--- What is expected ---
Write down each entry again, exactly as it reads.

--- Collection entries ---
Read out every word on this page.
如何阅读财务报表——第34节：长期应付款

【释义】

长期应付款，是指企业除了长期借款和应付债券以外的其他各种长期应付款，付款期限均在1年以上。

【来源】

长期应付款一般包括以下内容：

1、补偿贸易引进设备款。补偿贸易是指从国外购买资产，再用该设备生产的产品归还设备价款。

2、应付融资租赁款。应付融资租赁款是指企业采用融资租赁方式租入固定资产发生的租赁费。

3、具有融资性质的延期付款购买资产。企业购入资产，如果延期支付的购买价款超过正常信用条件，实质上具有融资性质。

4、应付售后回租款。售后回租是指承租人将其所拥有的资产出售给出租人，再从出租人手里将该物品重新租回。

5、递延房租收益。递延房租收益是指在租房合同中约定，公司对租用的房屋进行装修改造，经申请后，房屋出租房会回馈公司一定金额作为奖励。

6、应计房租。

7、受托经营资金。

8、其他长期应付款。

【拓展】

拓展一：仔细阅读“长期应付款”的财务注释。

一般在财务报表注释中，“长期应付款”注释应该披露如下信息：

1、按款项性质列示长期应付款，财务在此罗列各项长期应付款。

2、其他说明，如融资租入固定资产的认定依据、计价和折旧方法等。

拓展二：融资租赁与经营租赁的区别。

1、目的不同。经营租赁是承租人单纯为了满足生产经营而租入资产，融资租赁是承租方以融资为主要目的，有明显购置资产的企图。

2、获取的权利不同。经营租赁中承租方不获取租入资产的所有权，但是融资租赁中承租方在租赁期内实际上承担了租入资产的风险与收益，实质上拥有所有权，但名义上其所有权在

--- Result ---
Read out every word on this page.
如何阅读财务报表——第34节：长期应付款

【释义】

长期应付款，是指企业除了长期借款和应付债券以外的其他各种长期应付款，付款期限均在1年以上。

【来源】

长期应付款一般包括以下内容：

1、补偿贸易引进设备款。补偿贸易是指从国外购买资产，再用该设备生产的产品归还设备价款。

2、应付融资租赁款。应付融资租赁款是指企业采用融资租赁方式租入固定资产发生的租赁费。

3、具有融资性质的延期付款购买资产。企业购入资产，如果延期支付的购买价款超过正常信用条件，实质上具有融资性质。

4、应付售后回租款。售后回租是指承租人将其所拥有的资产出售给出租人，再从出租人手里将该物品重新租回。

5、递延房租收益。递延房租收益是指在租房合同中约定，公司对租用的房屋进行装修改造，经申请后，房屋出租房会回馈公司一定金额作为奖励。

6、应计房租。

7、受托经营资金。

8、其他长期应付款。

【拓展】

拓展一：仔细阅读“长期应付款”的财务注释。

一般在财务报表注释中，“长期应付款”注释应该披露如下信息：

1、按款项性质列示长期应付款，财务在此罗列各项长期应付款。

2、其他说明，如融资租入固定资产的认定依据、计价和折旧方法等。

拓展二：融资租赁与经营租赁的区别。

1、目的不同。经营租赁是承租人单纯为了满足生产经营而租入资产，融资租赁是承租方以融资为主要目的，有明显购置资产的企图。

2、获取的权利不同。经营租赁中承租方不获取租入资产的所有权，但是融资租赁中承租方在租赁期内实际上承担了租入资产的风险与收益，实质上拥有所有权，但名义上其所有权在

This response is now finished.